◆ Page excerpt:

Can anyone advise me? My husband is a functioning alcoholic and we separated last year (after getting married after 11 years together) because of it. It has been/still is a mess. He became violent and despite all this we still tried to make a go of it at Christmas. He got drunk and abusive again and 2 weeks later announced that he's moving on with a woman who runs a pub! The children are very upset, sadly aware of everything. He is still drinking and wants to see them (a couple of hours a week is all he seems to want) They are refusing to see him. What do I do? They are 8 and 10. I know their loyalty is with me but I don't want to be seen as poisoning them against him. They saw us marry a year ago and are very confused. What do I do? I can't stand them having to accept him as an alcoholic and wish he could get help. He doesn't think he needs it! He has already done this to a previous partner and their son - has no relationship with his son at all. Am I right to demand that he seeks help for his drinking?

Wolfiefan Wed 23-Mar-16 22:08:30

Demanding he seeks help will make no difference. You need to focus on you and your children.
When you divorced was contact not agreed?

AttilaTheMeerkat Wed 23-Mar-16 22:19:12

Many alcoholics do not see that they have a problem and live in denial.

Demanding that he seeks help for his drinking will not work at all. HE has to be the one to seek help and purely of his own volition. Any coercion from anyone else is not going to work. He does not want your help or support and your children really do not need an alcoholic father in their day to day lives.

I would concentrate your energies purely on yourself and your children. You all need help and support.

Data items

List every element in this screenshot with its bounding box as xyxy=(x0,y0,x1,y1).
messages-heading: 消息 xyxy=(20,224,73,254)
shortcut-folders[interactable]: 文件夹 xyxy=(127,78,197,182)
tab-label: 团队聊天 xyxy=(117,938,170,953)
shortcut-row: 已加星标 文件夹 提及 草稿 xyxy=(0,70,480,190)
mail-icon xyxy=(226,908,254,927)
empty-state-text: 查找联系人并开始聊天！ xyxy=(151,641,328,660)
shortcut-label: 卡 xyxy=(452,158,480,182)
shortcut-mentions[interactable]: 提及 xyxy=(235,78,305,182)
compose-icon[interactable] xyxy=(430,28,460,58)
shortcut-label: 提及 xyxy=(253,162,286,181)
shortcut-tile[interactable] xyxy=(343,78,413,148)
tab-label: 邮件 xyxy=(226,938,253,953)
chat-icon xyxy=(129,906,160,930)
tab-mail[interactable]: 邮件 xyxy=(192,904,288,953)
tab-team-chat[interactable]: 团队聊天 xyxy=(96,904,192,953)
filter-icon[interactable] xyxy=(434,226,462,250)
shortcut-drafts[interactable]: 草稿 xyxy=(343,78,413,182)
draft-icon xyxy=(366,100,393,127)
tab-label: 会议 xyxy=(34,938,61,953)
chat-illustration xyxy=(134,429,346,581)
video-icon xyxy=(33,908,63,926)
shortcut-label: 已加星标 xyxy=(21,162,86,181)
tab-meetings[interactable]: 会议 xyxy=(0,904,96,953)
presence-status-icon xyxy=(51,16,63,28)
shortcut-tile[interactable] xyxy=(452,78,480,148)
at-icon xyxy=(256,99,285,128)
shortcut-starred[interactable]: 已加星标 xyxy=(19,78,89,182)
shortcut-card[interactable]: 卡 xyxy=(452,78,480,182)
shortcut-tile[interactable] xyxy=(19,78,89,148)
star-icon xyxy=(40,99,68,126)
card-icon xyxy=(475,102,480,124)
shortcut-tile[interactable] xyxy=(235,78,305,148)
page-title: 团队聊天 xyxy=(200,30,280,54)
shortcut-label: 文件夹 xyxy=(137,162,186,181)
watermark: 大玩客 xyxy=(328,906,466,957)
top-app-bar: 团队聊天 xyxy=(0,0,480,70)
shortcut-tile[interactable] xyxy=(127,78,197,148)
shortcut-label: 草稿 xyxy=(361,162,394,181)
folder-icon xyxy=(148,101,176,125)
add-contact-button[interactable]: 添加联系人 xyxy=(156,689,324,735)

◆ Using the information:
**a.** Answer these questions using the forum thread about a husband's drinking:
(i) How old are the children?
(ii) How many years had the couple been together before they married?
(iii) According to AttilaTheMeerkat, who has to be the one to seek help for the drinking?
**b.** Continue the forum thread about a husband's drinking from its last post.

◆ Per-task answers:
**a.**
(i) 8 and 10
(ii) 11 years
(iii) The husband, purely of his own volition

**b.**
starsong32 Wed 23-Mar-16 22:19:45

Sorry no we only married last May. It was a futile attempt at trying to feel like a normal family - it was on my 40th birthday! (Mid life crisis!!) We had 2 sessions of mediation after he assaulted me in September but we started to get close again as he was begging me to go back to him, so the rules of mediation went out of the window. He wants to slot them in around his work and social life. He refuses to have them at his house and is happy for a play in the park on a Sunday. He hasn't paid anything towards their keep either.

starsong32 Wed 23-Mar-16 22:24:04

Thanks Attila. Should I force them to see him? I am starting some counselling soon and I've been reading so much on the effect of an alcoholic parent on children. He stank of stale booze on Sunday - the kids only saw him as I promised I would stay with them. I can't do that every time - especially as he has a new woman (with a pub and no kids! His dream woman I'm sure!!!)

AttilaTheMeerkat Wed 23-Mar-16 22:26:04

He is financially responsible for his children so I would pursue a claim through the relevant authorities. He should not be able to dodge his financial responsibility here.

Presumably you have now started divorce proceedings and have already sought legal advice?.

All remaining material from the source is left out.